_STATED TASK_.
Pull out every line below holding the word "color".

_Rows from a figure dataset_.
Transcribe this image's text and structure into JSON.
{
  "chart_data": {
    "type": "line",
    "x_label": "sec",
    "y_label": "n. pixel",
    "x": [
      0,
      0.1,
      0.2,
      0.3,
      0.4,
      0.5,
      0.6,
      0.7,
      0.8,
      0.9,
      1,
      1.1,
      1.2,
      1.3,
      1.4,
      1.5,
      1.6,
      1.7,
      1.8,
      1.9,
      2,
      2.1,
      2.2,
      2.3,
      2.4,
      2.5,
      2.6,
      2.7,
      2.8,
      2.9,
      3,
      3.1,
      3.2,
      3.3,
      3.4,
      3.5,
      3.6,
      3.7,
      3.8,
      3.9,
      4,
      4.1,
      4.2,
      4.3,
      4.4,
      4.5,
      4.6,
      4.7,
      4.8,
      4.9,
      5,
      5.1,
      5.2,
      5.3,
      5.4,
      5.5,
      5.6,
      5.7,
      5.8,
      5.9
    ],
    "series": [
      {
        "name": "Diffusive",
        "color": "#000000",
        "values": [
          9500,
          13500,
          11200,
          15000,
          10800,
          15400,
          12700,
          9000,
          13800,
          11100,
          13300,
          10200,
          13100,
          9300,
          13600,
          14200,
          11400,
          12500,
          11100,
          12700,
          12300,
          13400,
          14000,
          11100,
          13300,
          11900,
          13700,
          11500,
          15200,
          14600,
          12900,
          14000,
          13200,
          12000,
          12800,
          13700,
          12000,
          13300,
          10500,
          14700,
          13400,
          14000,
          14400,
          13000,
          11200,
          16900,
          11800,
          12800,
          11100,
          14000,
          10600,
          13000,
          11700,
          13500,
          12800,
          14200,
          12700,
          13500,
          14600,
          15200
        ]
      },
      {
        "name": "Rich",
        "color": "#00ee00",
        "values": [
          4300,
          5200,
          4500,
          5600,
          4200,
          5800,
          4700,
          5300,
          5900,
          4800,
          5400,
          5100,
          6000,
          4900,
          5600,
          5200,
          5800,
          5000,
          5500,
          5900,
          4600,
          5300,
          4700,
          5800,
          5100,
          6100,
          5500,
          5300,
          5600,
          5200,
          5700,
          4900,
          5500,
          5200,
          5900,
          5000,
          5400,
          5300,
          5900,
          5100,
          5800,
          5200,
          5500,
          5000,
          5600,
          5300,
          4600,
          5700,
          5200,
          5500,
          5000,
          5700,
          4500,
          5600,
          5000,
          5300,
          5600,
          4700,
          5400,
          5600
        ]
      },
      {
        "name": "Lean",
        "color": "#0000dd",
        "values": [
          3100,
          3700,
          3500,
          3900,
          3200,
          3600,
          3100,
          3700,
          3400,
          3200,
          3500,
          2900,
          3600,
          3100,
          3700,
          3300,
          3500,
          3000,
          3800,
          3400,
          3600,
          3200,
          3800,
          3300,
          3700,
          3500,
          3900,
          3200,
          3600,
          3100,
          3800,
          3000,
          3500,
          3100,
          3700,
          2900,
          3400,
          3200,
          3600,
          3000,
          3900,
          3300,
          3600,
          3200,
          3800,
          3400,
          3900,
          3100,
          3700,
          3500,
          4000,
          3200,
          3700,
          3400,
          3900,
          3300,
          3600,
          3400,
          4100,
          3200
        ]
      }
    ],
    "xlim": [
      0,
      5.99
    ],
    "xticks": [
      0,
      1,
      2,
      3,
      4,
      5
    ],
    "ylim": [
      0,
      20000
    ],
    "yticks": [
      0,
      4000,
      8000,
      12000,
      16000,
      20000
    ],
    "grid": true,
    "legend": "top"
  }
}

_EXPECTED ANSWER_.
        "color": "#000000",
        "color": "#00ee00",
        "color": "#0000dd",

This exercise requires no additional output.